Directions for this task: From the data that follows, copy every line holding the string "marker".

[Records from a data collection]
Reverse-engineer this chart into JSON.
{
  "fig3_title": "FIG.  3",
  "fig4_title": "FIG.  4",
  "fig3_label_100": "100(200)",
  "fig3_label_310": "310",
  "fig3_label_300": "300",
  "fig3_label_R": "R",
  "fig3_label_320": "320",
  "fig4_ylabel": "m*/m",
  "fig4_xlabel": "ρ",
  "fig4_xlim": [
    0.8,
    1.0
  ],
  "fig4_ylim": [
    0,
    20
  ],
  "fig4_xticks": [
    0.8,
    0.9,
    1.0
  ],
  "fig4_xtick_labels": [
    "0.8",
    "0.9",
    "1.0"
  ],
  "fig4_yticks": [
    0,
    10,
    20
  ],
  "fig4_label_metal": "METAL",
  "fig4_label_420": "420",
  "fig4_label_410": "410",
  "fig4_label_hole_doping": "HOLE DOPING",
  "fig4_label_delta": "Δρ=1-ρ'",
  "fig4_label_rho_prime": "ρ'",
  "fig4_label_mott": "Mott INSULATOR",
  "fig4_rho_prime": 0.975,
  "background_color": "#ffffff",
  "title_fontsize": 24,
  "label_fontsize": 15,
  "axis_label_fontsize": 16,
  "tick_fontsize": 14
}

...

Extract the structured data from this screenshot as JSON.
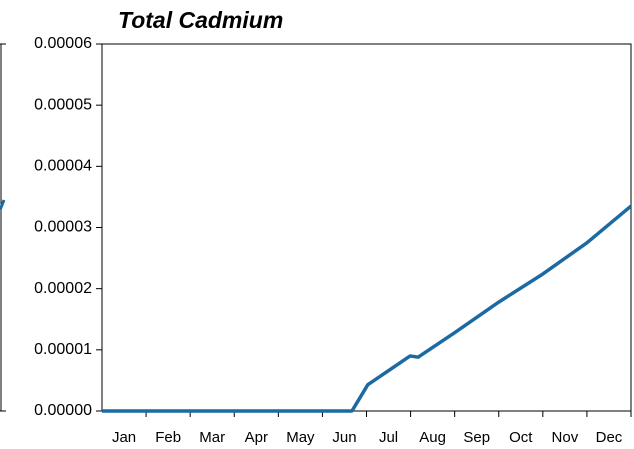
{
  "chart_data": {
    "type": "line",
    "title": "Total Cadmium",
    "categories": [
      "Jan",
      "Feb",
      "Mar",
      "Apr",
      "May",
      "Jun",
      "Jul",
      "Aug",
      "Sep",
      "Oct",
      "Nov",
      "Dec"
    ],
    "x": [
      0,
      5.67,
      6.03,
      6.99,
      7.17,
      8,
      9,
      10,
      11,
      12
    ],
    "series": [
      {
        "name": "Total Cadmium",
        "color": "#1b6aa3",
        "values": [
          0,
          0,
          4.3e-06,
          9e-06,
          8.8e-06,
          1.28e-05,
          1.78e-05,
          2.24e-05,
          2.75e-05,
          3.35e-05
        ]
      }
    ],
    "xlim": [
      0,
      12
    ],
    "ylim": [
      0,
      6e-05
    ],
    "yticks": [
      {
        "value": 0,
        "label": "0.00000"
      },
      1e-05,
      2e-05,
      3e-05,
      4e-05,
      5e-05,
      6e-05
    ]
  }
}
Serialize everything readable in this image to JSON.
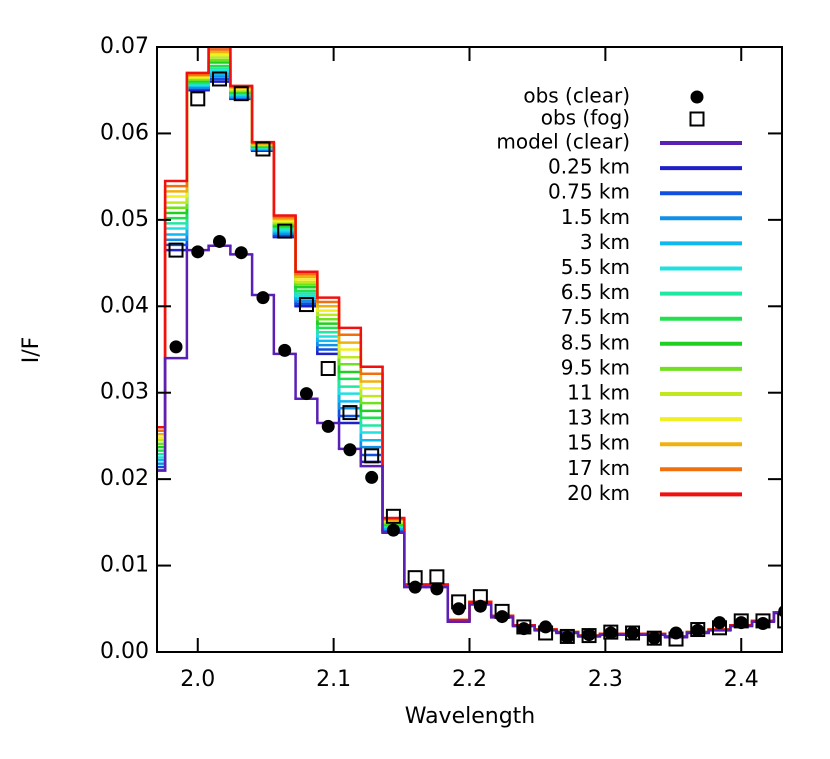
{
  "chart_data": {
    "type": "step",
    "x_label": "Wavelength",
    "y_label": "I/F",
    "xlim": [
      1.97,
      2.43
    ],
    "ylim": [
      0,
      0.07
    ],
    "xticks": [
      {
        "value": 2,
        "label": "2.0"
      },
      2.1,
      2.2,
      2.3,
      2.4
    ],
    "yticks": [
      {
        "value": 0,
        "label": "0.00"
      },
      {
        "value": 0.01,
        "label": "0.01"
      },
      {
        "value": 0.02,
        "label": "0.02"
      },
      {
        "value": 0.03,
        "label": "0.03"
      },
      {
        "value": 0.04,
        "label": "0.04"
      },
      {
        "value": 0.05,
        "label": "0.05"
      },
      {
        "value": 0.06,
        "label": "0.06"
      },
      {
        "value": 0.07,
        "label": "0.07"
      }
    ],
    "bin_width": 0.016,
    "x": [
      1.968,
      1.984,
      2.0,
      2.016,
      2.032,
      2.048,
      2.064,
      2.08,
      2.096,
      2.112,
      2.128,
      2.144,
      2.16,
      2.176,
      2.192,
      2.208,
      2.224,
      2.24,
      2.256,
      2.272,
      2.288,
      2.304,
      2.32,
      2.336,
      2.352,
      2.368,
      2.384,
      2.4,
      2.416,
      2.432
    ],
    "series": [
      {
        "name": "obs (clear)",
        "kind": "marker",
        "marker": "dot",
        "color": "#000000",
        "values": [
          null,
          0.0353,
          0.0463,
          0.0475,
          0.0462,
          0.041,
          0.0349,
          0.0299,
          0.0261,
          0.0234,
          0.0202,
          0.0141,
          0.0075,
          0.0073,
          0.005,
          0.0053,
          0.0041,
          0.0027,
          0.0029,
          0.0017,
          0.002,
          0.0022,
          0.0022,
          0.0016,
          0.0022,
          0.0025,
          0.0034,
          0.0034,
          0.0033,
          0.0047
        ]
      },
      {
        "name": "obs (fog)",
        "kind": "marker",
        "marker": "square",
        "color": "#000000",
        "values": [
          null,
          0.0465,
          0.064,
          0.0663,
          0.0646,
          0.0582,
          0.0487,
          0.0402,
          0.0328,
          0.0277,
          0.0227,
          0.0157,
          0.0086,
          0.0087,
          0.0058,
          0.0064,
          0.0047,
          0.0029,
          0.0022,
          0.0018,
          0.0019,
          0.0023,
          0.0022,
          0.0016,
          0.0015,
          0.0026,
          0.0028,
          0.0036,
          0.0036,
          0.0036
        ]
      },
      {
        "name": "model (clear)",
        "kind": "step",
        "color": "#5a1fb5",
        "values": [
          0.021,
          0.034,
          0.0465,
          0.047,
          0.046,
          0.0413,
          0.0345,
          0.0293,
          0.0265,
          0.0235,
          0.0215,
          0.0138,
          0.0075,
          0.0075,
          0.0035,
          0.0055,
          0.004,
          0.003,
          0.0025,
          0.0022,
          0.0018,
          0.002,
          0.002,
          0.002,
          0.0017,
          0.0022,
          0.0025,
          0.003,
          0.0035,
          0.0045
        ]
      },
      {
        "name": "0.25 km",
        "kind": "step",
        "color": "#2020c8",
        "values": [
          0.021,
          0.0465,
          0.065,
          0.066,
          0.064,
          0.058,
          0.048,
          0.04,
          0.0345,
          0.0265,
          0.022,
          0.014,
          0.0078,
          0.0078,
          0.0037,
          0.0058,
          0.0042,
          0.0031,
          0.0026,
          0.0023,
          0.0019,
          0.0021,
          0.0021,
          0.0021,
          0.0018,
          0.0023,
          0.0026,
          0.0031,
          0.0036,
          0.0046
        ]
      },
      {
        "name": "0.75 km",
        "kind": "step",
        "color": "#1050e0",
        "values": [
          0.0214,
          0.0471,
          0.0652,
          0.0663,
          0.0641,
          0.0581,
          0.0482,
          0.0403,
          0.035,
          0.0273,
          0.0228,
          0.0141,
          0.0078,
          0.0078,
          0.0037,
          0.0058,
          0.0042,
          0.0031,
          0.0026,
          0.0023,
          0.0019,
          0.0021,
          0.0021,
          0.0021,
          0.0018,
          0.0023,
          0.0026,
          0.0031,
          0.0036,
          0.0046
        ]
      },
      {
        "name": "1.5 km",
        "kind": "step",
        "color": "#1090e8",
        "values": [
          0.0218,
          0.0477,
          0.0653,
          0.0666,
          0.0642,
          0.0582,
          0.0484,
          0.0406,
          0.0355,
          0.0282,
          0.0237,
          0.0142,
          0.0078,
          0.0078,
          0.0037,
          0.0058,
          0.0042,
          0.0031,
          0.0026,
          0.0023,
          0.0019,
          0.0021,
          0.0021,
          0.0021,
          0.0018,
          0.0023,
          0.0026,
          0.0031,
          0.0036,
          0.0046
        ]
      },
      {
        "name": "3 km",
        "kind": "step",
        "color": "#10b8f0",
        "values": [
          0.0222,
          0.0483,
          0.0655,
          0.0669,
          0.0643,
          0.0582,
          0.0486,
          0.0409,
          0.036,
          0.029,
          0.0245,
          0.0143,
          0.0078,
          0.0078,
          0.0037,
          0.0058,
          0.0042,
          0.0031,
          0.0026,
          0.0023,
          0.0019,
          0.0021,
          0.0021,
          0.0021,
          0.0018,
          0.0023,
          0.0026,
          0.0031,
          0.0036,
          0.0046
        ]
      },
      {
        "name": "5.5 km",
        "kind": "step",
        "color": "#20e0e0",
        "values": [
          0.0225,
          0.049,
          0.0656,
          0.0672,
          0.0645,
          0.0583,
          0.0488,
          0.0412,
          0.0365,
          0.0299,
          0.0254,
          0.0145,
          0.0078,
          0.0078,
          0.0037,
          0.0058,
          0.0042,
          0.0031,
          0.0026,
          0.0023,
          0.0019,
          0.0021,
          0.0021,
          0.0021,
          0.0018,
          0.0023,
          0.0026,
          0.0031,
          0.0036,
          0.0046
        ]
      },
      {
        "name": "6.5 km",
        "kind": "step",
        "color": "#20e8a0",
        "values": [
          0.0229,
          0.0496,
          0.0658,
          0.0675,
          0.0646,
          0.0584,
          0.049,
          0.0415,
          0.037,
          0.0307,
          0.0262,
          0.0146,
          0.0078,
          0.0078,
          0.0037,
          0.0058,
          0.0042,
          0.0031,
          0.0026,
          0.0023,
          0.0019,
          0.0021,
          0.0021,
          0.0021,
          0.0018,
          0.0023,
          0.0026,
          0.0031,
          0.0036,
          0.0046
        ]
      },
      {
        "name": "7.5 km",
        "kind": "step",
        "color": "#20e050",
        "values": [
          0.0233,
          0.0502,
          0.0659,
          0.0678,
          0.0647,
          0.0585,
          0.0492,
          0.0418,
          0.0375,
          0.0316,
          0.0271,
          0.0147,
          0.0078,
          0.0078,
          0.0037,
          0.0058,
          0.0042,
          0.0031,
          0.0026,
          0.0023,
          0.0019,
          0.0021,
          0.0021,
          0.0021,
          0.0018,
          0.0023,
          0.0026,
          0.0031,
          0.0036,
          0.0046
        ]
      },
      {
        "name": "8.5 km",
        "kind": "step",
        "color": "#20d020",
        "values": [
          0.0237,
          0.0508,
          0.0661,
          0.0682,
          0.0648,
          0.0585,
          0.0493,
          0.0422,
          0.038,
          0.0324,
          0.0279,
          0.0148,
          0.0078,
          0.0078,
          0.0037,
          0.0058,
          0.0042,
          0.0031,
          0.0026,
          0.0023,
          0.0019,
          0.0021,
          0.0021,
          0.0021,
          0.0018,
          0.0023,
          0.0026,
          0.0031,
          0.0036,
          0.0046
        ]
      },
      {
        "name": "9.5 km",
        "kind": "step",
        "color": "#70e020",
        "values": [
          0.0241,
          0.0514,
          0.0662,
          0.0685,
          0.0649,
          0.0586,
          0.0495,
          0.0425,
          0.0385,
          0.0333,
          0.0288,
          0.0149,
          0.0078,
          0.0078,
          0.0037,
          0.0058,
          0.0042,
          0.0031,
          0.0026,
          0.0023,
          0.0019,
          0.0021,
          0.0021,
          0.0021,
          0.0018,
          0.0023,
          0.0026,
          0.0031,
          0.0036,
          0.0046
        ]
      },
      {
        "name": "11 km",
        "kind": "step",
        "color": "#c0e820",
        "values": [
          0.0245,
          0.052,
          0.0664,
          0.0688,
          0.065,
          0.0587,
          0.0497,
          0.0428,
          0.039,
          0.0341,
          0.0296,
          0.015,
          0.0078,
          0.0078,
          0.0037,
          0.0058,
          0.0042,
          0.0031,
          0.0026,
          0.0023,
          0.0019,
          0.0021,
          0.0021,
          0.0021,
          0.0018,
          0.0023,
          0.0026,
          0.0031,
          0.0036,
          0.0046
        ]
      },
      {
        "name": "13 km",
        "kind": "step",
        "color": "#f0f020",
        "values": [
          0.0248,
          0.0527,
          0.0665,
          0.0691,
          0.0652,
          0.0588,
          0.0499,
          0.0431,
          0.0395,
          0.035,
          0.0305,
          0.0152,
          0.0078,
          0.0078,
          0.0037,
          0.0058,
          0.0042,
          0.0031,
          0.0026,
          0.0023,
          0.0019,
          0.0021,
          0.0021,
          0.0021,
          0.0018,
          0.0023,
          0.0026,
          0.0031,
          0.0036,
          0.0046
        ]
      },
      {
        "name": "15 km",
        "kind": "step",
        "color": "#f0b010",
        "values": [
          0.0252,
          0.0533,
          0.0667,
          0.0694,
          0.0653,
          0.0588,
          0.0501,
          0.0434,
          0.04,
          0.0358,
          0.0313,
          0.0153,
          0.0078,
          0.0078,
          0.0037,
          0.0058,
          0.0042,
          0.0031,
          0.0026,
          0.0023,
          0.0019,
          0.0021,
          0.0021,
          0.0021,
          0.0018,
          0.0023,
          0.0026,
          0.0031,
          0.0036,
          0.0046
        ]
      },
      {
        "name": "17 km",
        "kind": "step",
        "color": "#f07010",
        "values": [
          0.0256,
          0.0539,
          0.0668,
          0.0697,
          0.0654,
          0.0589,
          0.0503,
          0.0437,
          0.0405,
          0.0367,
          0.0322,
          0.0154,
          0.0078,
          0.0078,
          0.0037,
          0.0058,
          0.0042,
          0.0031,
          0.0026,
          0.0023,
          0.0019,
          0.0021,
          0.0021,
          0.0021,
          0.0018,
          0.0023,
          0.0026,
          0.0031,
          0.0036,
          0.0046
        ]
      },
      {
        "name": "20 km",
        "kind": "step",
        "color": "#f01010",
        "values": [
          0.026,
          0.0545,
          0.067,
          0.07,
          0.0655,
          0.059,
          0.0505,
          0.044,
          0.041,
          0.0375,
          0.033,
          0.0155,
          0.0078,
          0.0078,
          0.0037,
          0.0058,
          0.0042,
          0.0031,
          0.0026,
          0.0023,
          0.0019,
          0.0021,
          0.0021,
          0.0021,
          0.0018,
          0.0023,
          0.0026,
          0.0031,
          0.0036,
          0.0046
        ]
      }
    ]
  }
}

Solved problem:
        "kind": "marker",
        "marker": "dot",
        "kind": "marker",
        "marker": "square",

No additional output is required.